- _Objective_
Find each line with the string "instructions" and report it.

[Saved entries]

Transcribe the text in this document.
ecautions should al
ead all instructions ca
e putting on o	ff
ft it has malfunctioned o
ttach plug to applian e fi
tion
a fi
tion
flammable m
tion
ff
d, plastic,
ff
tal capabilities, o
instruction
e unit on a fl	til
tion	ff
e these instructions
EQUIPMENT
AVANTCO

- _The reply_
ead all instructions ca
e these instructions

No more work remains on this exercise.